Kannst du machen Jimmy. Ich dachte nur, du willst mal besser werden.
Ich weiß nicht, aber vielleicht kennst du das noch, es gab früher so ein Heftchen, da hatte es so kleine Stories und Bildchen und auch immer ein Gimmick, ich glaube, das Heft hieß YPS. Vielleicht solltest du da mal reinschauen, wenn du dich überraschen lassen willst?
Habe die Hefte mal gegoogelt, ne nicht so mein Geschmack, weißt du. Ich bleibe lieber bei meinen Klassikern, Stefan Zweigs " Sternenstunden der Menschheit" zum Beispiel. Ein gutes Buch, vielleicht sollst du lieber sowas lesen?;)
Beste Grüße und guten Rutsch
Ruess

 

oder auch von wirklich(!) bewegenden Schicksalen
Servus @Ruess,

da sehe ich jetzt doch ein Problem.

Kannst du machen Jimmy. Ich dachte nur, du willst mal besser werden.
Das ist ganz klar dein subjektiver Standpunkt. Wie sollte es auch anders sein? Insofern hätte die Formulierung im besten Falle so lauten müssen: "Aus meiner Sicht hast du dich durch diesen Text nicht verbessert." oder so ...
Du hast es aber allgemeingültig formuliert. Dieser deiner Formulierung werden viele widersprechen, so auch ich. Weil sie ihre eigenen subjektiven Eindrücke und Bewertungen vornehmen.

Aufgaben ▸
1: Bitte gib den Absatz des Textes, der mit „Das ist ganz klar dein subjektiver Standpunkt“ beginnt, in kürzerer Form wieder, ohne seine wesentlichen Aussagen wegzulassen.
2: Filtere aus den Datensätzen jede Zeile heraus, in der die Zeichenfolge "drain" vorkommt. Dabei ist die Groß- und Kleinschreibung zu beachten.
Text und Datensätze stammen aus voneinander unabhängigen Quellen.

Vorliegende Datensätze ▸

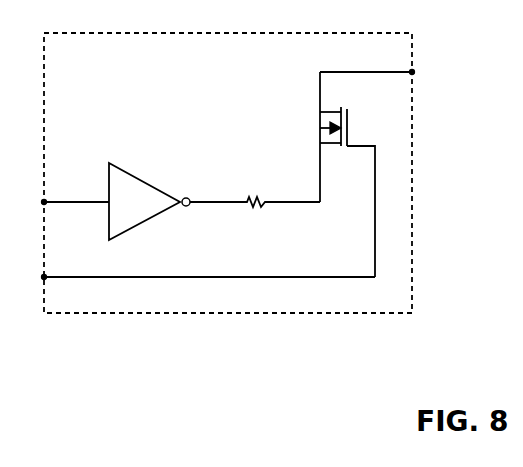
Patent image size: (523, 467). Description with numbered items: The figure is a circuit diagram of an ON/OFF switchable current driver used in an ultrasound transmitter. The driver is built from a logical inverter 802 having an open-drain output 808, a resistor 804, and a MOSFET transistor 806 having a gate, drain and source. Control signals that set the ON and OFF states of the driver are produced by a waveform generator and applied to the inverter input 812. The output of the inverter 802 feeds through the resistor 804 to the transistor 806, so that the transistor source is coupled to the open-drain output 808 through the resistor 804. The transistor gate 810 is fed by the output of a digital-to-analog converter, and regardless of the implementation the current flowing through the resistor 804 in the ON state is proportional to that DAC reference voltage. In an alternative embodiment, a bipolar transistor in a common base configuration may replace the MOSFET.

The logical inverter 802 is at (113, 167).
The resistor 804 is at (255, 219).
The MOSFET transistor 806 is at (320, 128).
The open-drain output 808 is at (411, 71).
The transistor gate 810 is at (46, 275).
The inverter input 812 is at (46, 199).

Antworten ▸
1: Es handelt sich eindeutig um deine subjektive Sicht, und anders kann es auch gar nicht sein. Günstigstenfalls hätte es daher etwa heißen müssen: „Aus meiner Sicht hast du dich durch diesen Text nicht verbessert.“

2:
Patent image size: (523, 467). Description with numbered items: The figure is a circuit diagram of an ON/OFF switchable current driver used in an ultrasound transmitter. The driver is built from a logical inverter 802 having an open-drain output 808, a resistor 804, and a MOSFET transistor 806 having a gate, drain and source. Control signals that set the ON and OFF states of the driver are produced by a waveform generator and applied to the inverter input 812. The output of the inverter 802 feeds through the resistor 804 to the transistor 806, so that the transistor source is coupled to the open-drain output 808 through the resistor 804. The transistor gate 810 is fed by the output of a digital-to-analog converter, and regardless of the implementation the current flowing through the resistor 804 in the ON state is proportional to that DAC reference voltage. In an alternative embodiment, a bipolar transistor in a common base configuration may replace the MOSFET.
The open-drain output 808 is at (411, 71).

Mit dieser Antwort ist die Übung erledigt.